> **To do**
Which lines in the material below contain the word "Upgrade"? Copy each of them.

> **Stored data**

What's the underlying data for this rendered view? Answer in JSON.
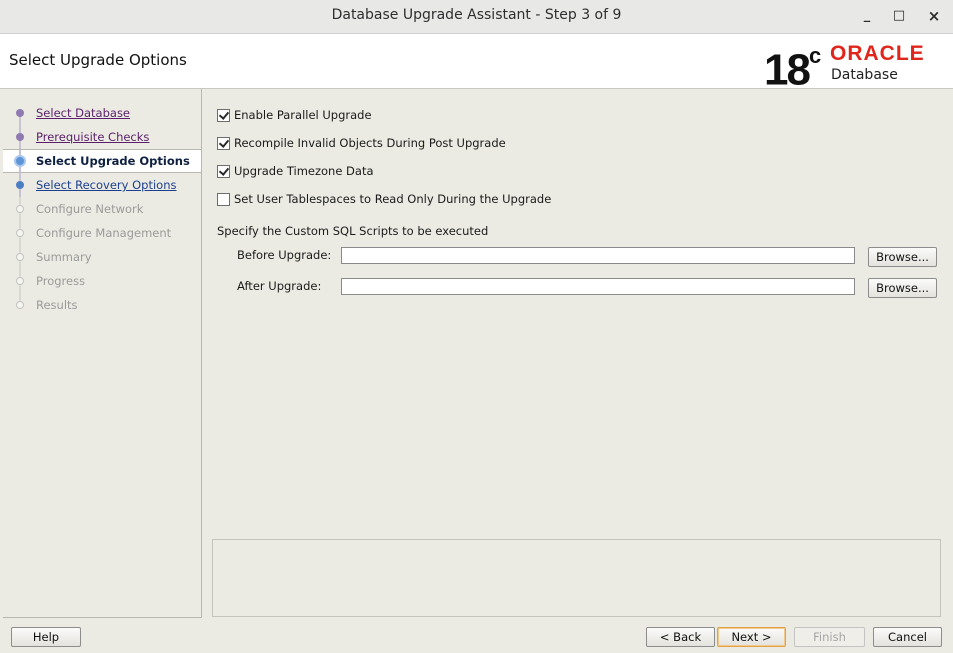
{
  "window": {
    "title": "Database Upgrade Assistant - Step 3 of 9",
    "controls": [
      "_",
      "□",
      "×"
    ]
  },
  "header": {
    "page_title": "Select Upgrade Options",
    "logo": {
      "version": "18",
      "version_suffix": "c",
      "brand": "ORACLE",
      "product": "Database"
    }
  },
  "steps": [
    {
      "label": "Select Database",
      "state": "visited"
    },
    {
      "label": "Prerequisite Checks",
      "state": "visited"
    },
    {
      "label": "Select Upgrade Options",
      "state": "current"
    },
    {
      "label": "Select Recovery Options",
      "state": "link"
    },
    {
      "label": "Configure Network",
      "state": "disabled"
    },
    {
      "label": "Configure Management",
      "state": "disabled"
    },
    {
      "label": "Summary",
      "state": "disabled"
    },
    {
      "label": "Progress",
      "state": "disabled"
    },
    {
      "label": "Results",
      "state": "disabled"
    }
  ],
  "options": [
    {
      "label": "Enable Parallel Upgrade",
      "checked": true
    },
    {
      "label": "Recompile Invalid Objects During Post Upgrade",
      "checked": true
    },
    {
      "label": "Upgrade Timezone Data",
      "checked": true
    },
    {
      "label": "Set User Tablespaces to Read Only During the Upgrade",
      "checked": false
    }
  ],
  "scripts": {
    "section_label": "Specify the Custom SQL Scripts to be executed",
    "before_label": "Before Upgrade:",
    "before_value": "",
    "after_label": "After Upgrade:",
    "after_value": "",
    "browse_label": "Browse..."
  },
  "footer": {
    "help": "Help",
    "back": "< Back",
    "next": "Next >",
    "finish": "Finish",
    "cancel": "Cancel"
  }
}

> **Result for this exercise**
    "title": "Database Upgrade Assistant - Step 3 of 9",
    "page_title": "Select Upgrade Options",
      "label": "Select Upgrade Options",
      "label": "Enable Parallel Upgrade",
      "label": "Recompile Invalid Objects During Post Upgrade",
      "label": "Upgrade Timezone Data",
      "label": "Set User Tablespaces to Read Only During the Upgrade",
    "before_label": "Before Upgrade:",
    "after_label": "After Upgrade:",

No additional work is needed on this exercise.